**Exercise objective**
Below is a listing; reproduce each line of it exactly.

====================

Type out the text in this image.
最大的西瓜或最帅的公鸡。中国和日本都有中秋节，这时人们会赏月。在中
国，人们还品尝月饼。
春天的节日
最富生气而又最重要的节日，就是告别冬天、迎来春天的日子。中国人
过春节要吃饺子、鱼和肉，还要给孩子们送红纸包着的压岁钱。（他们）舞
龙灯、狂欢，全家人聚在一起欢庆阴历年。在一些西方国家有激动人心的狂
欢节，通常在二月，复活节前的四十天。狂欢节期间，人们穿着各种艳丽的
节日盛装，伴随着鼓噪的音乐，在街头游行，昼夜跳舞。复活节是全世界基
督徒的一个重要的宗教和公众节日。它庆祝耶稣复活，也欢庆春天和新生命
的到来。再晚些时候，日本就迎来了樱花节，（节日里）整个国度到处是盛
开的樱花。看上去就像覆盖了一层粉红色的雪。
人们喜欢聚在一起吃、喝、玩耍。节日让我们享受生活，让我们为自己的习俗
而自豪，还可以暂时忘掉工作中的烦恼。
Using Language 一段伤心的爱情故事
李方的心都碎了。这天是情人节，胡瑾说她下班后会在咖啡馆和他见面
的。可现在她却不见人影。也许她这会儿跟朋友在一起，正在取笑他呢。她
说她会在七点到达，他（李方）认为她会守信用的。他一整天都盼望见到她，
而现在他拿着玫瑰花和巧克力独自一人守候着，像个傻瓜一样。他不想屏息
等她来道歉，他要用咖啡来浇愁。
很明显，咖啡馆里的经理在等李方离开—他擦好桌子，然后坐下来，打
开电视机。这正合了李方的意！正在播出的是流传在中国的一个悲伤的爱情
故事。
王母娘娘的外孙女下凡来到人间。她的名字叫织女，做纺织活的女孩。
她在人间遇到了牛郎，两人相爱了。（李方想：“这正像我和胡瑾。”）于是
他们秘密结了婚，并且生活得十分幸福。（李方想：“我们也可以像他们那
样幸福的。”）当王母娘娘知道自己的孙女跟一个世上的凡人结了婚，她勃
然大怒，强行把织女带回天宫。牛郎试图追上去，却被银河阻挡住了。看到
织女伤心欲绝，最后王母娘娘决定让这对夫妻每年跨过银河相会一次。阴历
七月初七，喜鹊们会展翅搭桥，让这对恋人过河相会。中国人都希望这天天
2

====================

**Worked solution**
Type out the text in this image.
最大的西瓜或最帅的公鸡。中国和日本都有中秋节，这时人们会赏月。在中
国，人们还品尝月饼。
春天的节日
最富生气而又最重要的节日，就是告别冬天、迎来春天的日子。中国人
过春节要吃饺子、鱼和肉，还要给孩子们送红纸包着的压岁钱。（他们）舞
龙灯、狂欢，全家人聚在一起欢庆阴历年。在一些西方国家有激动人心的狂
欢节，通常在二月，复活节前的四十天。狂欢节期间，人们穿着各种艳丽的
节日盛装，伴随着鼓噪的音乐，在街头游行，昼夜跳舞。复活节是全世界基
督徒的一个重要的宗教和公众节日。它庆祝耶稣复活，也欢庆春天和新生命
的到来。再晚些时候，日本就迎来了樱花节，（节日里）整个国度到处是盛
开的樱花。看上去就像覆盖了一层粉红色的雪。
人们喜欢聚在一起吃、喝、玩耍。节日让我们享受生活，让我们为自己的习俗
而自豪，还可以暂时忘掉工作中的烦恼。
Using Language 一段伤心的爱情故事
李方的心都碎了。这天是情人节，胡瑾说她下班后会在咖啡馆和他见面
的。可现在她却不见人影。也许她这会儿跟朋友在一起，正在取笑他呢。她
说她会在七点到达，他（李方）认为她会守信用的。他一整天都盼望见到她，
而现在他拿着玫瑰花和巧克力独自一人守候着，像个傻瓜一样。他不想屏息
等她来道歉，他要用咖啡来浇愁。
很明显，咖啡馆里的经理在等李方离开—他擦好桌子，然后坐下来，打
开电视机。这正合了李方的意！正在播出的是流传在中国的一个悲伤的爱情
故事。
王母娘娘的外孙女下凡来到人间。她的名字叫织女，做纺织活的女孩。
她在人间遇到了牛郎，两人相爱了。（李方想：“这正像我和胡瑾。”）于是
他们秘密结了婚，并且生活得十分幸福。（李方想：“我们也可以像他们那
样幸福的。”）当王母娘娘知道自己的孙女跟一个世上的凡人结了婚，她勃
然大怒，强行把织女带回天宫。牛郎试图追上去，却被银河阻挡住了。看到
织女伤心欲绝，最后王母娘娘决定让这对夫妻每年跨过银河相会一次。阴历
七月初七，喜鹊们会展翅搭桥，让这对恋人过河相会。中国人都希望这天天
2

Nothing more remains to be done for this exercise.